Different advantages to using improved systems of HPLC were discussed. For example, the typical HPLC with 1 mL and 4.6 mm capacity and internal diameter is at a disadvantage to microbore and capillary-based HPLC columns that have 100 um to 2 mm internal diameters. A microchip system also provides an option for analyzing solvents at low volumes and different separations. Recent attempts at microchip HPLC consisted of controlling pump pressure and sample injections into microsystems. A micro device that uses on-chip injection, separation, and detection was used. The authors used this injection method with a miniaturized LIF detector. This detector was used to detect eluted molecules that were fluorescently tagged and to test repeatability and linearity. The microchip was made of silica substrates using photolithography, wet etch, and bonding techniques.
They coated the inside surfaces of the chip with fluoroalkyl coating to recude the surface friction coefficient.
A microwave injector, made by laser-polymerization, served as a valve seat between the buffer channel and the sample channel and was positioned perpendicular to the separation monolith. They attached the separation media by incubating the microchip in a mixture of glacial acetic acid, DI water, and 3-(trimethoxysilyl) propyl acrylate for 30 minutes and then rinsing with acetonitrile. Contact lithography was used for separation. It allowed for polymerization of the monolith separation medium before the chip was rinsed again with acetonitrile. Pressure pulses, by use of manually operated syringe pumps, were sent to the sample line for injections. The buffer line pressure was held constant at 150 psi below the pressure in the sample channel at a maximum of a 1600 ms interval in order to switch the valve and inject the sample. The authors concluded that controlling the interval of pressure pulses was successfully performed for separations.

- **DATASET EXTRACT**
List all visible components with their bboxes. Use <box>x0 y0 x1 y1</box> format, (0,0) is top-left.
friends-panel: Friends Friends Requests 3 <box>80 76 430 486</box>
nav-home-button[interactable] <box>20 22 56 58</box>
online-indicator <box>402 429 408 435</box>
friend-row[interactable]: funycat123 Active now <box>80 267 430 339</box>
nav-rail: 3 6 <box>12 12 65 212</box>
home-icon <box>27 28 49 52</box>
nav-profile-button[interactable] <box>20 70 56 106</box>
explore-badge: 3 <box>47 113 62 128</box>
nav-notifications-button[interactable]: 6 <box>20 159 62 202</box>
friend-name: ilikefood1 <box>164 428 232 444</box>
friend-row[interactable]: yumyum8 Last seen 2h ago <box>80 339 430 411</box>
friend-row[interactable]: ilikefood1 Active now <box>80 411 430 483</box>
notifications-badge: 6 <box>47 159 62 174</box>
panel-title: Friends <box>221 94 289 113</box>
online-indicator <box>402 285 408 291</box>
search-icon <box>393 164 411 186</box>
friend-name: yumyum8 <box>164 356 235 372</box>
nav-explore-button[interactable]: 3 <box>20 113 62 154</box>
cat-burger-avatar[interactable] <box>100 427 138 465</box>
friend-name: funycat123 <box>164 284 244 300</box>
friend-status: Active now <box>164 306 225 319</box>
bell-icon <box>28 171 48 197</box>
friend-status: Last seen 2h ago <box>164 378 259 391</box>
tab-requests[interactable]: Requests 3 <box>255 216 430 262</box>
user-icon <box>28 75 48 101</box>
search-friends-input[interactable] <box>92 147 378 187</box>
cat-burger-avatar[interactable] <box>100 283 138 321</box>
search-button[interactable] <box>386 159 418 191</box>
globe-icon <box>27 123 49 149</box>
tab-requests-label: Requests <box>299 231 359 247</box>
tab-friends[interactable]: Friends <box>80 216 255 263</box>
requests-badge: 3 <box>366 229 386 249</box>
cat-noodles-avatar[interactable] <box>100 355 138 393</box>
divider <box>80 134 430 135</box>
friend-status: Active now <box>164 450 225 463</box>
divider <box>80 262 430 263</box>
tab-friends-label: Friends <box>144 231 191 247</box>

- **PROBLEM A**
From the text on microchip HPLC, write out the part starting with "Different advantages to" and going on through "and bonding techniques.".
- **PROBLEM B**
In the text on microchip HPLC, what substrate material was the microchip made of?

- **RESPONSE A**
Different advantages to using improved systems of HPLC were discussed. For example, the typical HPLC with 1 mL and 4.6 mm capacity and internal diameter is at a disadvantage to microbore and capillary-based HPLC columns that have 100 um to 2 mm internal diameters. A microchip system also provides an option for analyzing solvents at low volumes and different separations. Recent attempts at microchip HPLC consisted of controlling pump pressure and sample injections into microsystems. A micro device that uses on-chip injection, separation, and detection was used. The authors used this injection method with a miniaturized LIF detector. This detector was used to detect eluted molecules that were fluorescently tagged and to test repeatability and linearity. The microchip was made of silica substrates using photolithography, wet etch, and bonding techniques.

- **RESPONSE B**
Silica substrates.